## THE TASK
Retype every one of the items below, character for character, with nothing changed.

Data records
::::

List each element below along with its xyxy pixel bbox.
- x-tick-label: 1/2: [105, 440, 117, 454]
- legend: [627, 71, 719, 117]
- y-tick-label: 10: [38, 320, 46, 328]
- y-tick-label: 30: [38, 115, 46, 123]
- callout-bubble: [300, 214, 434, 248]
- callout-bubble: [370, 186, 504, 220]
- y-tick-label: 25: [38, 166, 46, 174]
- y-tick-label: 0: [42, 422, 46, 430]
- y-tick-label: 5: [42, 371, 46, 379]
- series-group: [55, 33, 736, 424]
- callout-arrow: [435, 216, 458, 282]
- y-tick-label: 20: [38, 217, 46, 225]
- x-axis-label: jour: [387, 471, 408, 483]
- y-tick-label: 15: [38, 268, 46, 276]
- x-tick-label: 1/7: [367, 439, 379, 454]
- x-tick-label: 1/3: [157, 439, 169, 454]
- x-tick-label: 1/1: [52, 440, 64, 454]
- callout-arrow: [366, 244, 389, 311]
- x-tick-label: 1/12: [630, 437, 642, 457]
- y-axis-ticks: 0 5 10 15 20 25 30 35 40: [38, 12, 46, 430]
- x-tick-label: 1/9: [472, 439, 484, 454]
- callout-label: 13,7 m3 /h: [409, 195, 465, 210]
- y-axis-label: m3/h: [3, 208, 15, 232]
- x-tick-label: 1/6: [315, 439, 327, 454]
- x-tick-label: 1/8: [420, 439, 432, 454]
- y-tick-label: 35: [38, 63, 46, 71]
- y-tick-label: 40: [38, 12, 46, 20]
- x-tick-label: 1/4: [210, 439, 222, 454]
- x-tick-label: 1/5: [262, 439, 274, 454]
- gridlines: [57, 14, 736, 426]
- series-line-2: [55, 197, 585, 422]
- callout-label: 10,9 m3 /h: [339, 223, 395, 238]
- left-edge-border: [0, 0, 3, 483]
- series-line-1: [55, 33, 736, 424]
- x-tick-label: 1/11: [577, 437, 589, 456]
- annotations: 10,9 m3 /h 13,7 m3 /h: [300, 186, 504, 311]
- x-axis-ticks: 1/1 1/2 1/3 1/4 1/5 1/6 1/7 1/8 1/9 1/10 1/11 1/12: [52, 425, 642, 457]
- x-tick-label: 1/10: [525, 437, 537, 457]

::::

## SOLVED PROBLEM
List each element below along with its xyxy pixel bbox.
- x-tick-label: 1/2: [105, 440, 117, 454]
- legend: [627, 71, 719, 117]
- y-tick-label: 10: [38, 320, 46, 328]
- y-tick-label: 30: [38, 115, 46, 123]
- callout-bubble: [300, 214, 434, 248]
- callout-bubble: [370, 186, 504, 220]
- y-tick-label: 25: [38, 166, 46, 174]
- y-tick-label: 0: [42, 422, 46, 430]
- y-tick-label: 5: [42, 371, 46, 379]
- series-group: [55, 33, 736, 424]
- callout-arrow: [435, 216, 458, 282]
- y-tick-label: 20: [38, 217, 46, 225]
- x-axis-label: jour: [387, 471, 408, 483]
- y-tick-label: 15: [38, 268, 46, 276]
- x-tick-label: 1/7: [367, 439, 379, 454]
- x-tick-label: 1/3: [157, 439, 169, 454]
- x-tick-label: 1/1: [52, 440, 64, 454]
- callout-arrow: [366, 244, 389, 311]
- x-tick-label: 1/12: [630, 437, 642, 457]
- y-axis-ticks: 0 5 10 15 20 25 30 35 40: [38, 12, 46, 430]
- x-tick-label: 1/9: [472, 439, 484, 454]
- callout-label: 13,7 m3 /h: [409, 195, 465, 210]
- y-axis-label: m3/h: [3, 208, 15, 232]
- x-tick-label: 1/6: [315, 439, 327, 454]
- x-tick-label: 1/8: [420, 439, 432, 454]
- y-tick-label: 35: [38, 63, 46, 71]
- y-tick-label: 40: [38, 12, 46, 20]
- x-tick-label: 1/4: [210, 439, 222, 454]
- x-tick-label: 1/5: [262, 439, 274, 454]
- gridlines: [57, 14, 736, 426]
- series-line-2: [55, 197, 585, 422]
- callout-label: 10,9 m3 /h: [339, 223, 395, 238]
- left-edge-border: [0, 0, 3, 483]
- series-line-1: [55, 33, 736, 424]
- x-tick-label: 1/11: [577, 437, 589, 456]
- annotations: 10,9 m3 /h 13,7 m3 /h: [300, 186, 504, 311]
- x-axis-ticks: 1/1 1/2 1/3 1/4 1/5 1/6 1/7 1/8 1/9 1/10 1/11 1/12: [52, 425, 642, 457]
- x-tick-label: 1/10: [525, 437, 537, 457]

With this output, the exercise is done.